__WRITTEN REQUEST__
All of the lines below are to be printed again exactly; images are excluded from the output.

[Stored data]
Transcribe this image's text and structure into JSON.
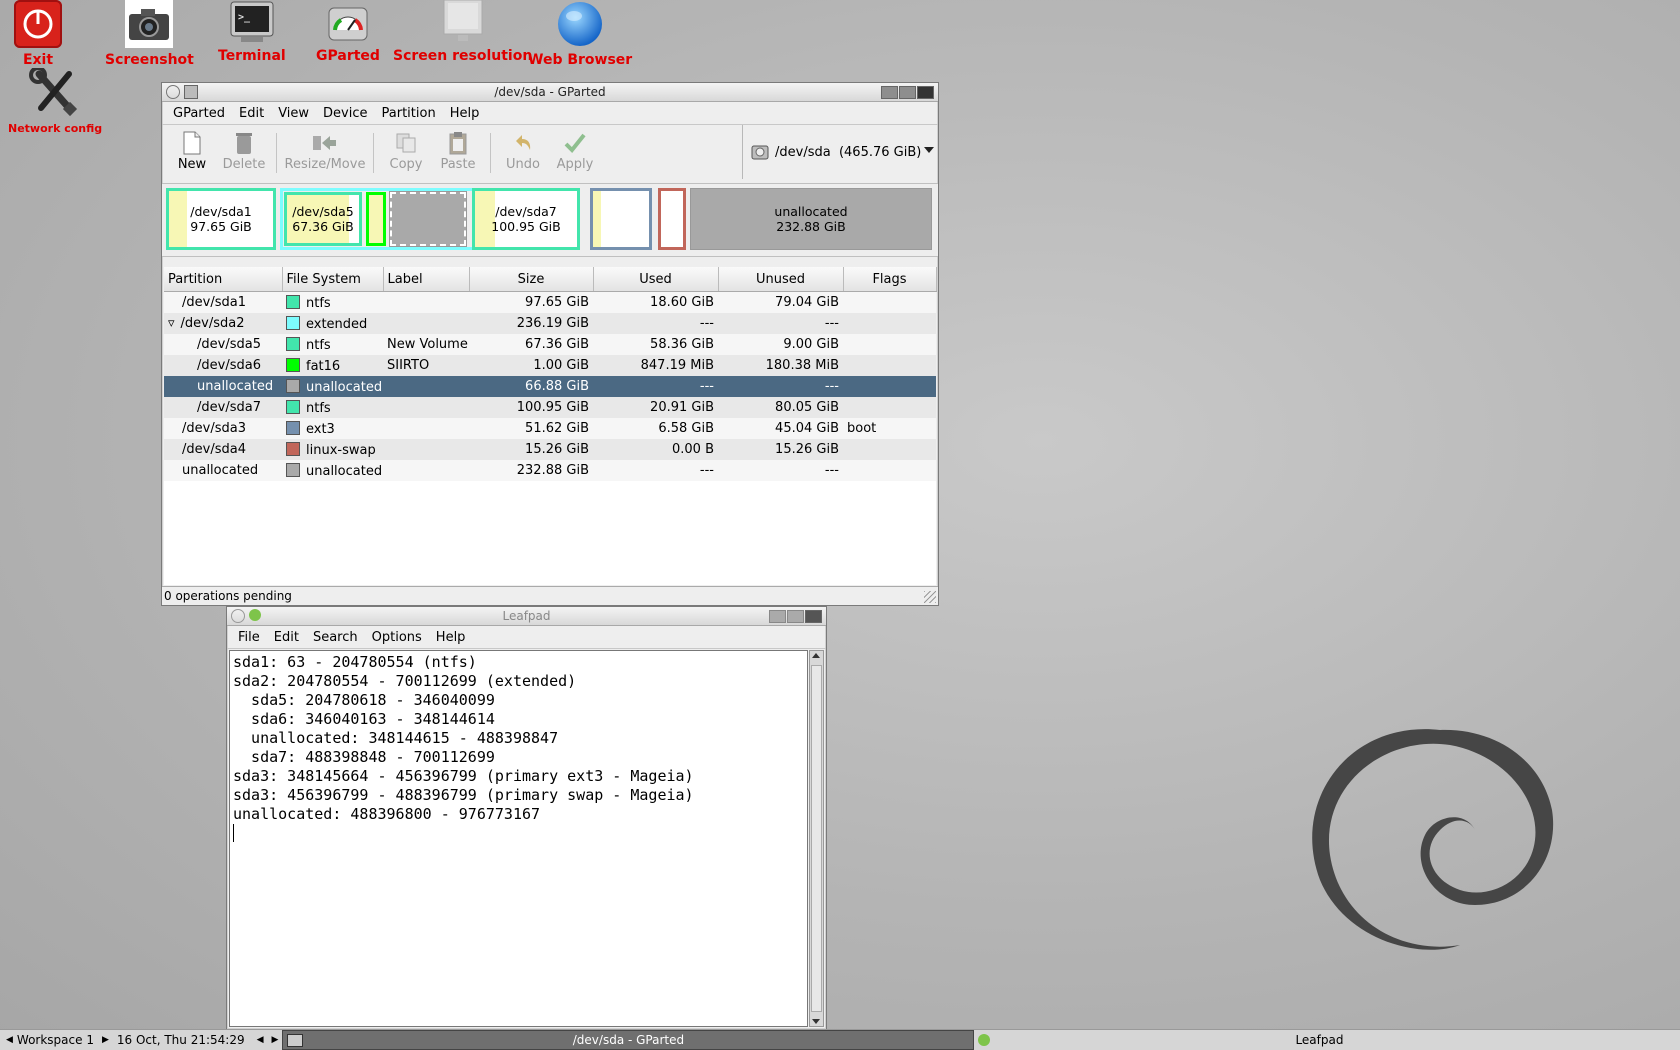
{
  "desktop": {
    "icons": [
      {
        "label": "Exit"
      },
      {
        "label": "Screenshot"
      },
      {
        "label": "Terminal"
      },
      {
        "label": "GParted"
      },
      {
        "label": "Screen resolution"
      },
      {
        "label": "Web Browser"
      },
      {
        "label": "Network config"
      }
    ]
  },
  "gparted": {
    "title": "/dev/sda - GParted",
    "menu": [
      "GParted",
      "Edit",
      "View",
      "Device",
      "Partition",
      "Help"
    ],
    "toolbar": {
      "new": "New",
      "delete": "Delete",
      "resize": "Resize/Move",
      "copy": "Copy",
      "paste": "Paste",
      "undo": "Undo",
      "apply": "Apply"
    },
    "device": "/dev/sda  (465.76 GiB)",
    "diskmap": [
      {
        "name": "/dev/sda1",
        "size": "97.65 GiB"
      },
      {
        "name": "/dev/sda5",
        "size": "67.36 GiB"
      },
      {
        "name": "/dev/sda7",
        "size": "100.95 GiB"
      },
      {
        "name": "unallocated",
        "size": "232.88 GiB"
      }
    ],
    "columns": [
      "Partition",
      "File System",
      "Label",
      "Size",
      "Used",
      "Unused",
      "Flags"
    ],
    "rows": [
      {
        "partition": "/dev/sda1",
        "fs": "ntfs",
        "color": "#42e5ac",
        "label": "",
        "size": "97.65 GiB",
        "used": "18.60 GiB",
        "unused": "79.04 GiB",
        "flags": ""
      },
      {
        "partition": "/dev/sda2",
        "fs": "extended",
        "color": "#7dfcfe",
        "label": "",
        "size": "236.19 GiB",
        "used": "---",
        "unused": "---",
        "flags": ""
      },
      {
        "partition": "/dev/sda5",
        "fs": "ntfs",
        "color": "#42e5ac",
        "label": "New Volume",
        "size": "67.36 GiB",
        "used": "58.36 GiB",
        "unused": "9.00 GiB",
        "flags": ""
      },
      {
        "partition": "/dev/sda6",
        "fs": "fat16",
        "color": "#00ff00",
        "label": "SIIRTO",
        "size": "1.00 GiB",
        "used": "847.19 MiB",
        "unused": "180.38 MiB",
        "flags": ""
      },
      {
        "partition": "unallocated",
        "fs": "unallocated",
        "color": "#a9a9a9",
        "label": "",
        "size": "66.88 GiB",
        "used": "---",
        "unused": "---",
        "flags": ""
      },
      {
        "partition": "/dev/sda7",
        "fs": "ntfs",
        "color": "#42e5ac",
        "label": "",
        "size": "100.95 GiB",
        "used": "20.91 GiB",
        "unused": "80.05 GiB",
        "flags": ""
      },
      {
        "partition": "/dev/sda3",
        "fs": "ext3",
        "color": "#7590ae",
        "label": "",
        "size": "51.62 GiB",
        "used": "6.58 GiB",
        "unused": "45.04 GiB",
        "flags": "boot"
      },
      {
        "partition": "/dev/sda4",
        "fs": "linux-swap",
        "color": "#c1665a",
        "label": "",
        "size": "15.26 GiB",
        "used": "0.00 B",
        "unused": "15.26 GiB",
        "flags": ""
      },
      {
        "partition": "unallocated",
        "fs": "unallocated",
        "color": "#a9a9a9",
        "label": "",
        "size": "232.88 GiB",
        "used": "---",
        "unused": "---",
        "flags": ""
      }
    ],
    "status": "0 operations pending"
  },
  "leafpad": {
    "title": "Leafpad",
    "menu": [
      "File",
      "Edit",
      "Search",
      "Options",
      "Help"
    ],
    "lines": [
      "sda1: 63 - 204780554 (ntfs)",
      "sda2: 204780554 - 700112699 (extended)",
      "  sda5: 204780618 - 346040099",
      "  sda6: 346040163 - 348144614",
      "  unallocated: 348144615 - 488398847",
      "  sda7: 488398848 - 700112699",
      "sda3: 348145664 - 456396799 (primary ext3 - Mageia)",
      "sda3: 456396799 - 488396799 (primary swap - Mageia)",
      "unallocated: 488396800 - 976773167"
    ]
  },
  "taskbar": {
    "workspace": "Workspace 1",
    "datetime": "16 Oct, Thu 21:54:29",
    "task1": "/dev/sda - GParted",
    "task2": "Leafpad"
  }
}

__EXERCISE ANSWER__
Transcribe this image's text and structure into JSON.
{
  "desktop": {
    "icons": [
      {
        "label": "Exit"
      },
      {
        "label": "Screenshot"
      },
      {
        "label": "Terminal"
      },
      {
        "label": "GParted"
      },
      {
        "label": "Screen resolution"
      },
      {
        "label": "Web Browser"
      },
      {
        "label": "Network config"
      }
    ]
  },
  "gparted": {
    "title": "/dev/sda - GParted",
    "menu": [
      "GParted",
      "Edit",
      "View",
      "Device",
      "Partition",
      "Help"
    ],
    "toolbar": {
      "new": "New",
      "delete": "Delete",
      "resize": "Resize/Move",
      "copy": "Copy",
      "paste": "Paste",
      "undo": "Undo",
      "apply": "Apply"
    },
    "device": "/dev/sda  (465.76 GiB)",
    "diskmap": [
      {
        "name": "/dev/sda1",
        "size": "97.65 GiB"
      },
      {
        "name": "/dev/sda5",
        "size": "67.36 GiB"
      },
      {
        "name": "/dev/sda7",
        "size": "100.95 GiB"
      },
      {
        "name": "unallocated",
        "size": "232.88 GiB"
      }
    ],
    "columns": [
      "Partition",
      "File System",
      "Label",
      "Size",
      "Used",
      "Unused",
      "Flags"
    ],
    "rows": [
      {
        "partition": "/dev/sda1",
        "fs": "ntfs",
        "color": "#42e5ac",
        "label": "",
        "size": "97.65 GiB",
        "used": "18.60 GiB",
        "unused": "79.04 GiB",
        "flags": ""
      },
      {
        "partition": "/dev/sda2",
        "fs": "extended",
        "color": "#7dfcfe",
        "label": "",
        "size": "236.19 GiB",
        "used": "---",
        "unused": "---",
        "flags": ""
      },
      {
        "partition": "/dev/sda5",
        "fs": "ntfs",
        "color": "#42e5ac",
        "label": "New Volume",
        "size": "67.36 GiB",
        "used": "58.36 GiB",
        "unused": "9.00 GiB",
        "flags": ""
      },
      {
        "partition": "/dev/sda6",
        "fs": "fat16",
        "color": "#00ff00",
        "label": "SIIRTO",
        "size": "1.00 GiB",
        "used": "847.19 MiB",
        "unused": "180.38 MiB",
        "flags": ""
      },
      {
        "partition": "unallocated",
        "fs": "unallocated",
        "color": "#a9a9a9",
        "label": "",
        "size": "66.88 GiB",
        "used": "---",
        "unused": "---",
        "flags": ""
      },
      {
        "partition": "/dev/sda7",
        "fs": "ntfs",
        "color": "#42e5ac",
        "label": "",
        "size": "100.95 GiB",
        "used": "20.91 GiB",
        "unused": "80.05 GiB",
        "flags": ""
      },
      {
        "partition": "/dev/sda3",
        "fs": "ext3",
        "color": "#7590ae",
        "label": "",
        "size": "51.62 GiB",
        "used": "6.58 GiB",
        "unused": "45.04 GiB",
        "flags": "boot"
      },
      {
        "partition": "/dev/sda4",
        "fs": "linux-swap",
        "color": "#c1665a",
        "label": "",
        "size": "15.26 GiB",
        "used": "0.00 B",
        "unused": "15.26 GiB",
        "flags": ""
      },
      {
        "partition": "unallocated",
        "fs": "unallocated",
        "color": "#a9a9a9",
        "label": "",
        "size": "232.88 GiB",
        "used": "---",
        "unused": "---",
        "flags": ""
      }
    ],
    "status": "0 operations pending"
  },
  "leafpad": {
    "title": "Leafpad",
    "menu": [
      "File",
      "Edit",
      "Search",
      "Options",
      "Help"
    ],
    "lines": [
      "sda1: 63 - 204780554 (ntfs)",
      "sda2: 204780554 - 700112699 (extended)",
      "  sda5: 204780618 - 346040099",
      "  sda6: 346040163 - 348144614",
      "  unallocated: 348144615 - 488398847",
      "  sda7: 488398848 - 700112699",
      "sda3: 348145664 - 456396799 (primary ext3 - Mageia)",
      "sda3: 456396799 - 488396799 (primary swap - Mageia)",
      "unallocated: 488396800 - 976773167"
    ]
  },
  "taskbar": {
    "workspace": "Workspace 1",
    "datetime": "16 Oct, Thu 21:54:29",
    "task1": "/dev/sda - GParted",
    "task2": "Leafpad"
  }
}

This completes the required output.